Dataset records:
*****

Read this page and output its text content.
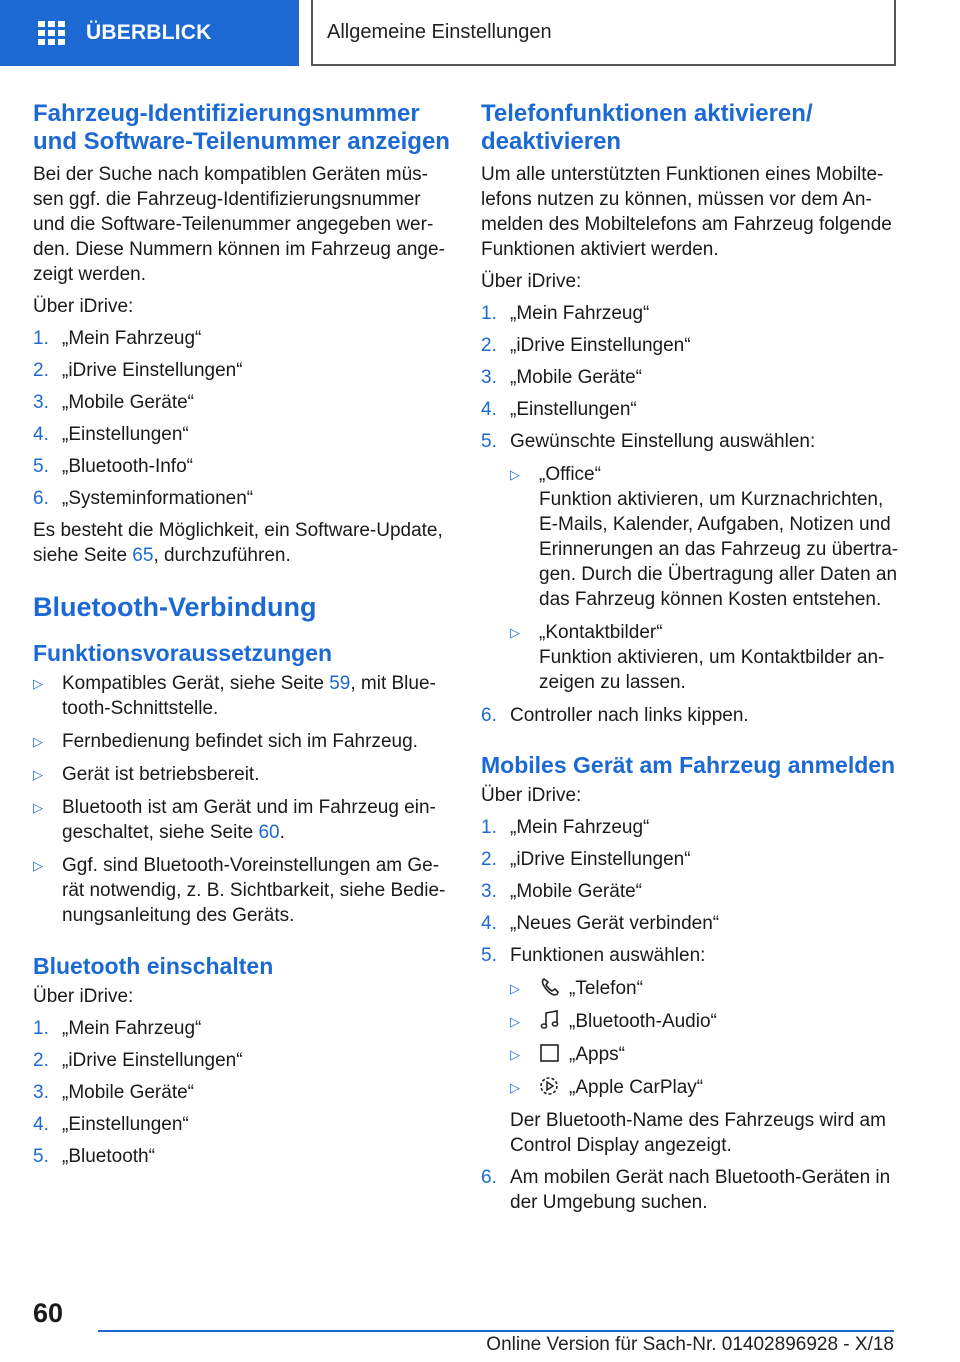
ÜBERBLICK	Allgemeine Einstellungen
Fahrzeug-Identifizierungsnummer und Software-Teilenummer anzeigen

Bei der Suche nach kompatiblen Geräten müssen ggf. die Fahrzeug-Identifizierungsnummer und die Software-Teilenummer angegeben werden. Diese Nummern können im Fahrzeug angezeigt werden.

Über iDrive:

1. „Mein Fahrzeug“
2. „iDrive Einstellungen“
3. „Mobile Geräte“
4. „Einstellungen“
5. „Bluetooth-Info“
6. „Systeminformationen“

Es besteht die Möglichkeit, ein Software-Update, siehe Seite 65, durchzuführen.

Bluetooth-Verbindung
Funktionsvoraussetzungen
▷ Kompatibles Gerät, siehe Seite 59, mit Bluetooth-Schnittstelle.
▷ Fernbedienung befindet sich im Fahrzeug.
▷ Gerät ist betriebsbereit.
▷ Bluetooth ist am Gerät und im Fahrzeug eingeschaltet, siehe Seite 60.
▷ Ggf. sind Bluetooth-Voreinstellungen am Gerät notwendig, z. B. Sichtbarkeit, siehe Bedienungsanleitung des Geräts.
Bluetooth einschalten

Über iDrive:

1. „Mein Fahrzeug“
2. „iDrive Einstellungen“
3. „Mobile Geräte“
4. „Einstellungen“
5. „Bluetooth“
Telefonfunktionen aktivieren/ deaktivieren

Um alle unterstützten Funktionen eines Mobiltelefons nutzen zu können, müssen vor dem Anmelden des Mobiltelefons am Fahrzeug folgende Funktionen aktiviert werden.

Über iDrive:

1. „Mein Fahrzeug“
2. „iDrive Einstellungen“
3. „Mobile Geräte“
4. „Einstellungen“
5. Gewünschte Einstellung auswählen:
▷ „Office“
Funktion aktivieren, um Kurznachrichten, E-Mails, Kalender, Aufgaben, Notizen und Erinnerungen an das Fahrzeug zu übertragen. Durch die Übertragung aller Daten an das Fahrzeug können Kosten entstehen.
▷ „Kontaktbilder“
Funktion aktivieren, um Kontaktbilder anzeigen zu lassen.
6. Controller nach links kippen.
Mobiles Gerät am Fahrzeug anmelden

Über iDrive:

1. „Mein Fahrzeug“
2. „iDrive Einstellungen“
3. „Mobile Geräte“
4. „Neues Gerät verbinden“
5. Funktionen auswählen:
▷	„Telefon“
▷	„Bluetooth-Audio“
▷	„Apps“
▷	„Apple CarPlay“

Der Bluetooth-Name des Fahrzeugs wird am Control Display angezeigt.

6. Am mobilen Gerät nach Bluetooth-Geräten in der Umgebung suchen.
60
Online Version für Sach-Nr. 01402896928 - X/18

*****

Stated goal: Determine how many lines of the records above contain the word "werden", and report only that number.

Answer for this exercise: 2